(Extracted records)
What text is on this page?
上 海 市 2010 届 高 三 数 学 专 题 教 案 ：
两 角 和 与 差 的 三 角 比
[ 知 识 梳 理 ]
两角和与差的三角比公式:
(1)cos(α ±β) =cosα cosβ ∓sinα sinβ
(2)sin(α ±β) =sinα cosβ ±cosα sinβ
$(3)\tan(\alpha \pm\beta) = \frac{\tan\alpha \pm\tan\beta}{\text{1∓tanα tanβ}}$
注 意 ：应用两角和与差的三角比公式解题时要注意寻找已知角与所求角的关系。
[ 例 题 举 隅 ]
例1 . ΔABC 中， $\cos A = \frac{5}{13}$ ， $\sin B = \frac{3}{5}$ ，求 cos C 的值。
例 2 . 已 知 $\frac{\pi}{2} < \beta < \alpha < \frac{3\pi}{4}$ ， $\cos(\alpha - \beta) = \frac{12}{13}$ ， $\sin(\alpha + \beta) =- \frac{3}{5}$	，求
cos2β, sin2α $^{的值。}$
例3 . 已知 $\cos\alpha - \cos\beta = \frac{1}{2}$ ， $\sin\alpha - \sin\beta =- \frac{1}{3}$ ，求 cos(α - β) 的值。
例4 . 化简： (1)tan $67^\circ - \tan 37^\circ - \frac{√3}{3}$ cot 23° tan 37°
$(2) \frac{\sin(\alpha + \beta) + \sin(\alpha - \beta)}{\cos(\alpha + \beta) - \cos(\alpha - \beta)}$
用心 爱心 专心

==

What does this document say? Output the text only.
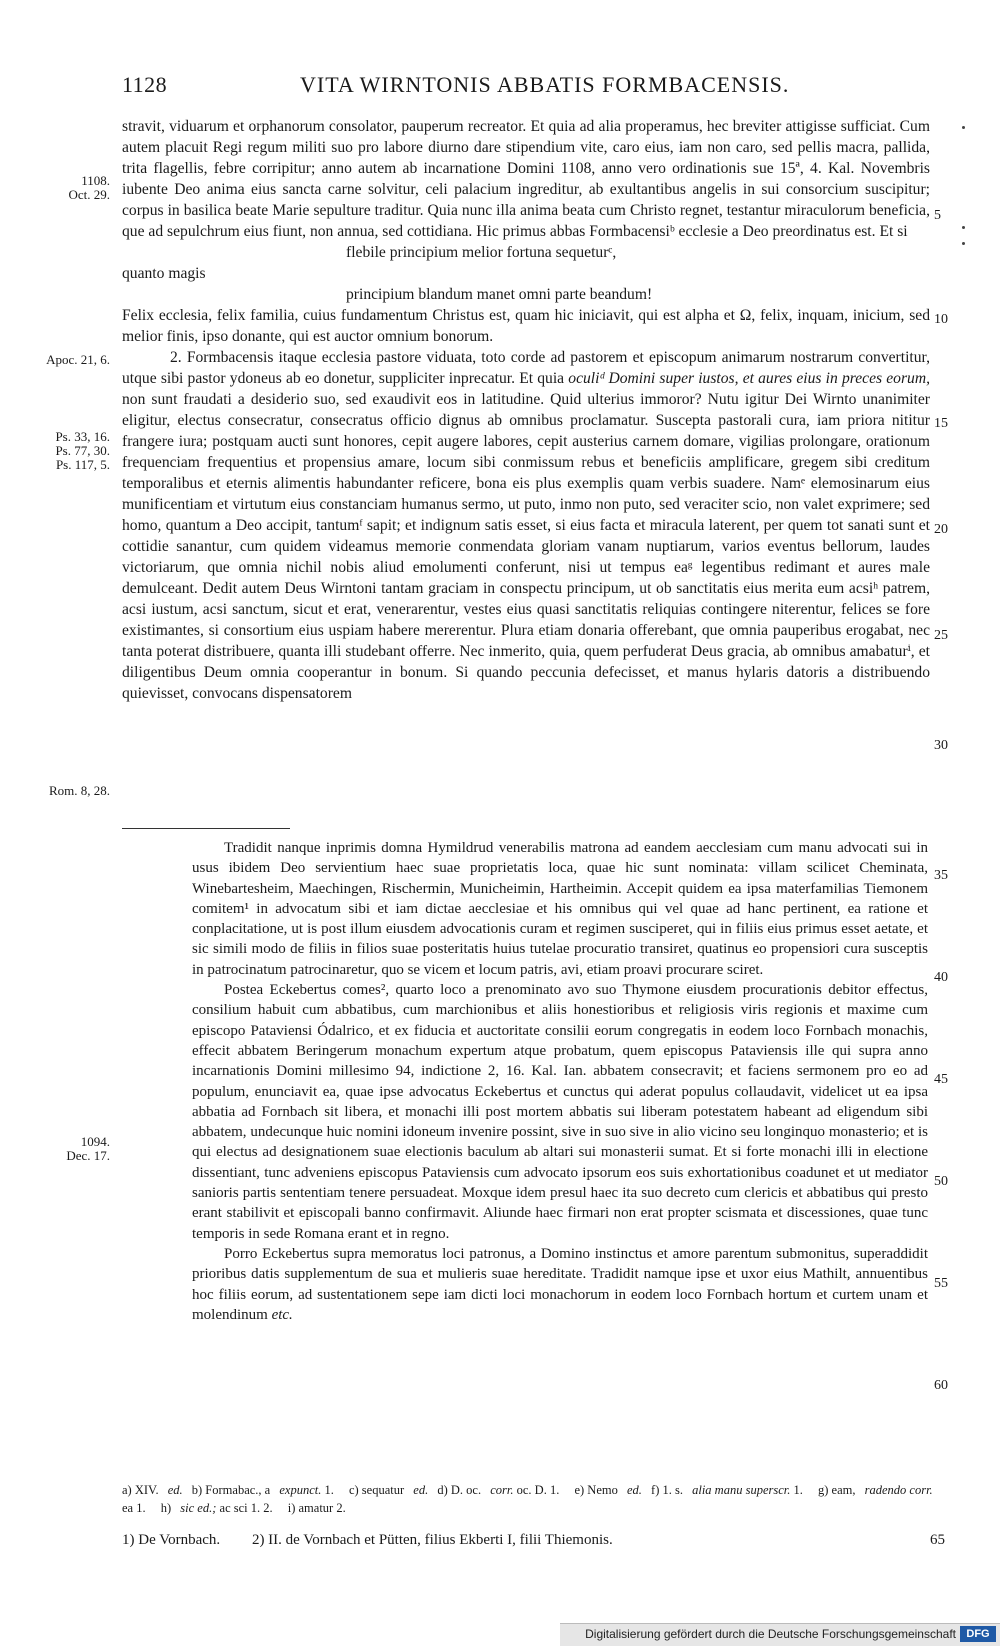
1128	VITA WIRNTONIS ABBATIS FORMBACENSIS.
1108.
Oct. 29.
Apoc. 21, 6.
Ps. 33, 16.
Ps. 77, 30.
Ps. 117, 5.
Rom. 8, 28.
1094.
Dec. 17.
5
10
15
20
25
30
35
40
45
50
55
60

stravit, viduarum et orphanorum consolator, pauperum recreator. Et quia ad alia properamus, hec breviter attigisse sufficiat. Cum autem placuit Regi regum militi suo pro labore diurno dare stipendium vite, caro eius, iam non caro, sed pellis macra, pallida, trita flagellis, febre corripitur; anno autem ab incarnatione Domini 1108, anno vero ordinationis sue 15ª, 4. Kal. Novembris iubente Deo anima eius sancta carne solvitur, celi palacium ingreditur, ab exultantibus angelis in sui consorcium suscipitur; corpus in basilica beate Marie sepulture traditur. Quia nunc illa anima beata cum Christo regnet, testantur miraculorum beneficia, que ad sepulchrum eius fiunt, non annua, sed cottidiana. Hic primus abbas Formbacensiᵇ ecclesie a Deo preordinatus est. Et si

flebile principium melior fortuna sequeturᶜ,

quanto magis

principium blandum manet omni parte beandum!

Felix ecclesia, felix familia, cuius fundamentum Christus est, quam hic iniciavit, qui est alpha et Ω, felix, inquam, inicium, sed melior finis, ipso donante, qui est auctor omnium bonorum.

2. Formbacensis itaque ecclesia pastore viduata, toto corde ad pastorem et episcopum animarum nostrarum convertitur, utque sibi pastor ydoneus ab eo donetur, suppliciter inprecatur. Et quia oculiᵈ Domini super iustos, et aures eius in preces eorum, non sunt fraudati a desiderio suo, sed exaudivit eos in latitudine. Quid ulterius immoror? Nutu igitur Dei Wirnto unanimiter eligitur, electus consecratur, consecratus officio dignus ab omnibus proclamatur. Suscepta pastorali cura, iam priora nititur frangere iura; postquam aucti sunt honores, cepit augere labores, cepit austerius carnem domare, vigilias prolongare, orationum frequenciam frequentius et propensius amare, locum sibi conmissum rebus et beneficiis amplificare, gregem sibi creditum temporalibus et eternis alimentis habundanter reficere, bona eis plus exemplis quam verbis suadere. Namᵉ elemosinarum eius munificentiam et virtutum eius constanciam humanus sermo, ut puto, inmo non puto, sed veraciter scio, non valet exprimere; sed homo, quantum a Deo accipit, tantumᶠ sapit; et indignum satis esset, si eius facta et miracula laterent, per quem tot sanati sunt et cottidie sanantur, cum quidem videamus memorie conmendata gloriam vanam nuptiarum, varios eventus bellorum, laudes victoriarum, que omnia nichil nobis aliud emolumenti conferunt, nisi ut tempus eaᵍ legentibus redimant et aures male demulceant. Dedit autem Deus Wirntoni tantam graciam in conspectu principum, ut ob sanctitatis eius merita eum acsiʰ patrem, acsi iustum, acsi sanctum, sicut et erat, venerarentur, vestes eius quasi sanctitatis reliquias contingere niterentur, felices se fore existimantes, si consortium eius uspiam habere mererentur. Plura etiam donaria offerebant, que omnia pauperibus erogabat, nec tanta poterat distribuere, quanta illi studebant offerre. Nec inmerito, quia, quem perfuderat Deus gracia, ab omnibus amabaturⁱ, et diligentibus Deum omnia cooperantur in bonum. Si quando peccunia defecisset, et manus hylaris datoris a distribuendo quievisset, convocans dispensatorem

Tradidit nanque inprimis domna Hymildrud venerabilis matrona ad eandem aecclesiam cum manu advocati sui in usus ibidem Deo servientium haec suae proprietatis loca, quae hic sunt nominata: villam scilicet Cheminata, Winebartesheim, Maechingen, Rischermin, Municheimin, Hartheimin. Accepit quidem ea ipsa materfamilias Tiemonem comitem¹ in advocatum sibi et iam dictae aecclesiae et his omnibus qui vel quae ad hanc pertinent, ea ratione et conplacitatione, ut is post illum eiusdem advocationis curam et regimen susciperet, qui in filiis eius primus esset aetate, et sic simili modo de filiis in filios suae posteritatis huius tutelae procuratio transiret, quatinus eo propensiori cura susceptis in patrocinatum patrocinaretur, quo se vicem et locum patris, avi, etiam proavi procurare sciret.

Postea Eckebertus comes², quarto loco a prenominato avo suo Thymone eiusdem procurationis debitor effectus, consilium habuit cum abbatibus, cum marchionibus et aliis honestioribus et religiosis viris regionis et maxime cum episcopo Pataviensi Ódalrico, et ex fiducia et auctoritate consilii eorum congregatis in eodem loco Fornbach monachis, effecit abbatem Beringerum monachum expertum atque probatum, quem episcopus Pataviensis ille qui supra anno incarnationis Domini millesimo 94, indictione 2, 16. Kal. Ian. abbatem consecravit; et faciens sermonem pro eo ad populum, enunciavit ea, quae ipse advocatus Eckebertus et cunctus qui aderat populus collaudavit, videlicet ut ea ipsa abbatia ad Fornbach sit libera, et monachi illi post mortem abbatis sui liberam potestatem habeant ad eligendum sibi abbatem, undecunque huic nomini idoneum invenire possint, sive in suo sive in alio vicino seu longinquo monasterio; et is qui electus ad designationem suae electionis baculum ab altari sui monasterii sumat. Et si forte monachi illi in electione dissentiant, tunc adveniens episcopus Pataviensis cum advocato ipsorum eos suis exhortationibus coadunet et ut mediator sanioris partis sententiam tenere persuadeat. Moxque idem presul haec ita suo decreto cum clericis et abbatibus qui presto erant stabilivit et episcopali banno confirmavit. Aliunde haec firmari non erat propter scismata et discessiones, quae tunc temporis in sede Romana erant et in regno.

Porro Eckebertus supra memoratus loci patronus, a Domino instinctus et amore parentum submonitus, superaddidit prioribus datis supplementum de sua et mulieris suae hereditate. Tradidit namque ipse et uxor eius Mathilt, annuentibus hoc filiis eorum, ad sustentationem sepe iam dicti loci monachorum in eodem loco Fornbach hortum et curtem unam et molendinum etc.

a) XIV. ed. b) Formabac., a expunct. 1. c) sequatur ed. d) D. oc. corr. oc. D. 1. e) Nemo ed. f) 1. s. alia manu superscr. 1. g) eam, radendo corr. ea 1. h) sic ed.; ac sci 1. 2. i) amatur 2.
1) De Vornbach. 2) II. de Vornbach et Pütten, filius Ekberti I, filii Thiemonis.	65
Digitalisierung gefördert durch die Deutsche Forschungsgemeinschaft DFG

### WORK REQUIRED
Pick out the lines that include the word "sinα" and write them out.

### WRITTEN ANSWER
(1)cos(α ±β) =cosα cosβ ∓sinα sinβ
(2)sin(α ±β) =sinα cosβ ±cosα sinβ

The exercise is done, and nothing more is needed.